# What is expected:
Say how many lines include the word "process", using only a number.

Records from a collection of figures:
══════════════════════════════
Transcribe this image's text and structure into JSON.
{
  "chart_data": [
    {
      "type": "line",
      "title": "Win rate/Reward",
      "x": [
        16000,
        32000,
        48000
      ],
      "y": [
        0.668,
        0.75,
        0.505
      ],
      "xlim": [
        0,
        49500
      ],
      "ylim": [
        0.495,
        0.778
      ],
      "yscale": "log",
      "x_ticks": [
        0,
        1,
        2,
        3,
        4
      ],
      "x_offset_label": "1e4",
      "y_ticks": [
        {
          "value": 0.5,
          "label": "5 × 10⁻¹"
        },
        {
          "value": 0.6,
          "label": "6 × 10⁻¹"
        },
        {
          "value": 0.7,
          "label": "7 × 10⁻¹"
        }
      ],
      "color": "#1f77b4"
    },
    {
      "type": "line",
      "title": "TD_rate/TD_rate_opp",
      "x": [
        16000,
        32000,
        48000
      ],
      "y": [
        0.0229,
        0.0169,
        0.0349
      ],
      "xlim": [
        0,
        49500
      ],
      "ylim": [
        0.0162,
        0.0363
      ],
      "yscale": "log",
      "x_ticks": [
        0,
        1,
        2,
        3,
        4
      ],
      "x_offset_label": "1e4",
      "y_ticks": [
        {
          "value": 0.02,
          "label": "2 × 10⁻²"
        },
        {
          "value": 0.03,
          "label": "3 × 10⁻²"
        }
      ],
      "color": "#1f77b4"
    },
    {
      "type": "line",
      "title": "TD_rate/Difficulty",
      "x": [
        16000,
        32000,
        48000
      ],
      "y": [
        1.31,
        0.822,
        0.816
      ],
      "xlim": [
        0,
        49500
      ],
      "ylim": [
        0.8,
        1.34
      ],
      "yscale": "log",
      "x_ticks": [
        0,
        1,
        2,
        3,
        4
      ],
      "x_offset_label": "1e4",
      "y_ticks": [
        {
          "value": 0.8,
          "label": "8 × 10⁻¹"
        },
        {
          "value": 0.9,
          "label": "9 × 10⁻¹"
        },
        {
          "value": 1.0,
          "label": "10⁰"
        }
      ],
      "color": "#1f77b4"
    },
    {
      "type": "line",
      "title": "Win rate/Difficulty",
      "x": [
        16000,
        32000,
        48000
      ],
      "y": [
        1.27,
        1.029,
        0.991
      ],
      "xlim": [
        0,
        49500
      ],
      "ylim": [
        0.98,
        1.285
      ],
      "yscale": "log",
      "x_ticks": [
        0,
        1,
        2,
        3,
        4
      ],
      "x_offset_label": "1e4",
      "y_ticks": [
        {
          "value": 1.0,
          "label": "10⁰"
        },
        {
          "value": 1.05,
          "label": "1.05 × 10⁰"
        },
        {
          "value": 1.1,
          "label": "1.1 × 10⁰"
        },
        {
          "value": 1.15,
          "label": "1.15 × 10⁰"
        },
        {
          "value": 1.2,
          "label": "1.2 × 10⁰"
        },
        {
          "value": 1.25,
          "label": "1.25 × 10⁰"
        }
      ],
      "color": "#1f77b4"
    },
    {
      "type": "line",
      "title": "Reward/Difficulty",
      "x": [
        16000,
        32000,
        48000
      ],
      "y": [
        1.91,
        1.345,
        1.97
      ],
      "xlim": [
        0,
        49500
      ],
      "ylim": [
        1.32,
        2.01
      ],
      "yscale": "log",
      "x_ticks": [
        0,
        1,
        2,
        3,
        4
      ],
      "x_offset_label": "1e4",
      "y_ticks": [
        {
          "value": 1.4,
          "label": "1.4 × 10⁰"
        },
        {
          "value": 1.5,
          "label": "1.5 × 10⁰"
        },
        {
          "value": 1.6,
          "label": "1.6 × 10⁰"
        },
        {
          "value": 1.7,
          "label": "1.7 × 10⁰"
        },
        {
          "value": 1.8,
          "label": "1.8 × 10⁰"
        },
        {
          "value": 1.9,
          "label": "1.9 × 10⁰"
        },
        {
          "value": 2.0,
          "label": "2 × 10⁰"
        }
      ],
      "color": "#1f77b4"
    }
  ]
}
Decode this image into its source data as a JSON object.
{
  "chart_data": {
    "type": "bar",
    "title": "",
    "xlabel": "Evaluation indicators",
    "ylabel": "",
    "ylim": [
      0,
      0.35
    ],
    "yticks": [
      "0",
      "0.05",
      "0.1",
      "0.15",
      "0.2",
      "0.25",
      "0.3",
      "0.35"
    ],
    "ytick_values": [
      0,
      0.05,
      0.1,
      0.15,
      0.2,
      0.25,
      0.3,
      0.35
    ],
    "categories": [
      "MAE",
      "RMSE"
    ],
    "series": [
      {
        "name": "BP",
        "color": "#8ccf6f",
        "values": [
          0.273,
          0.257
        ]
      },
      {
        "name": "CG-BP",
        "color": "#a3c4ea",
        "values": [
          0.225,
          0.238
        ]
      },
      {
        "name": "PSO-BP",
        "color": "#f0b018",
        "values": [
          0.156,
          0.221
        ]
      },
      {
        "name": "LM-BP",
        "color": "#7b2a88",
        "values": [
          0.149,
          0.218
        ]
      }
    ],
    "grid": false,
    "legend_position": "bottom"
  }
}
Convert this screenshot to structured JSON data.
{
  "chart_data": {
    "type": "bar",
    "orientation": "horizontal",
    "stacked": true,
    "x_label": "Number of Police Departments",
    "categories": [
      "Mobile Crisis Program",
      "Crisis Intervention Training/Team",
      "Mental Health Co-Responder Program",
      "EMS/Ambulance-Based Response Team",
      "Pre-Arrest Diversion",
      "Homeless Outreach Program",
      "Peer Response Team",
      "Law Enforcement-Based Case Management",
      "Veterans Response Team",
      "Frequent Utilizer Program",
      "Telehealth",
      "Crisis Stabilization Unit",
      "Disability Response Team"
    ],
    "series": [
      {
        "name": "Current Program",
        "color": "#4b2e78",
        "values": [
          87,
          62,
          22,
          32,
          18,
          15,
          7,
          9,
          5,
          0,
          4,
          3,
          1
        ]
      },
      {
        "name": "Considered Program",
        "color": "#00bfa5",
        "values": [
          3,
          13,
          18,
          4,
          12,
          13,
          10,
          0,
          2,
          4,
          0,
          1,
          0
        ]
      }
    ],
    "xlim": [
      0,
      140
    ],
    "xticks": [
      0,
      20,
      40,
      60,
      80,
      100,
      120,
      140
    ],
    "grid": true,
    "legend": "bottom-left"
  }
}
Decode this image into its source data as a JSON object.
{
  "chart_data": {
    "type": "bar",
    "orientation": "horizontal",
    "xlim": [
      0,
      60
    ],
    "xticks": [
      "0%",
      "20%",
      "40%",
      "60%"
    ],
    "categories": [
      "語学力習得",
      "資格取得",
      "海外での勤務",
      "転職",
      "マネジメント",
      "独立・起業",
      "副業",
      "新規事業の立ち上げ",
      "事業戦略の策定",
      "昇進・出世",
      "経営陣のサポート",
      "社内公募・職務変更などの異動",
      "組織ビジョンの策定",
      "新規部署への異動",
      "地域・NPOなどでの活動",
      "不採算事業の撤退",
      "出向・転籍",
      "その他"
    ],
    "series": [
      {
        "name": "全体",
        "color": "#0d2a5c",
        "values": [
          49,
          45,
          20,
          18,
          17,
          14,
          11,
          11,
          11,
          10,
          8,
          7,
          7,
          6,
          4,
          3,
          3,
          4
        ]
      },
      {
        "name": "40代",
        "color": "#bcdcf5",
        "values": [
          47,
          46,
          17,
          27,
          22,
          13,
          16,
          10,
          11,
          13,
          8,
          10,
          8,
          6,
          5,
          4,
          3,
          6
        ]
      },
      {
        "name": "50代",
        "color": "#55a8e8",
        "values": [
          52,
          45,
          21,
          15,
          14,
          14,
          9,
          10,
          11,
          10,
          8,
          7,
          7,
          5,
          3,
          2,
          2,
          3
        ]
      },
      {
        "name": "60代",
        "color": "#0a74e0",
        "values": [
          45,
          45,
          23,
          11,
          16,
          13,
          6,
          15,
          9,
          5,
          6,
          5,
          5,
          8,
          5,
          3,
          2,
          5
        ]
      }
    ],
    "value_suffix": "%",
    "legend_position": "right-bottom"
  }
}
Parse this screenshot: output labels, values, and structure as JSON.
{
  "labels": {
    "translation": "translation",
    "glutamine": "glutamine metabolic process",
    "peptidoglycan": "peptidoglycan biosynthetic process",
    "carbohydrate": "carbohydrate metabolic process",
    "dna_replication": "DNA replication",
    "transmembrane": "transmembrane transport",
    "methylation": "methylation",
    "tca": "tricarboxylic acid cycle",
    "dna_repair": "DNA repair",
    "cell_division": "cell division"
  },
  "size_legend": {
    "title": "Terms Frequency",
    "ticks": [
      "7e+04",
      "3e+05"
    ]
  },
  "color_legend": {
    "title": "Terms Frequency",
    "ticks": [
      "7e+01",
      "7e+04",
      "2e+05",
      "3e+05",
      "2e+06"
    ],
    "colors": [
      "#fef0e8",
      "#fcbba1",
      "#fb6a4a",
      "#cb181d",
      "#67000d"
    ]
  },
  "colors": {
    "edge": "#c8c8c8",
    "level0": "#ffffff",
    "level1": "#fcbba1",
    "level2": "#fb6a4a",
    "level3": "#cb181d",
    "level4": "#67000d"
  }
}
══════════════════════════════
# Answer in full:
3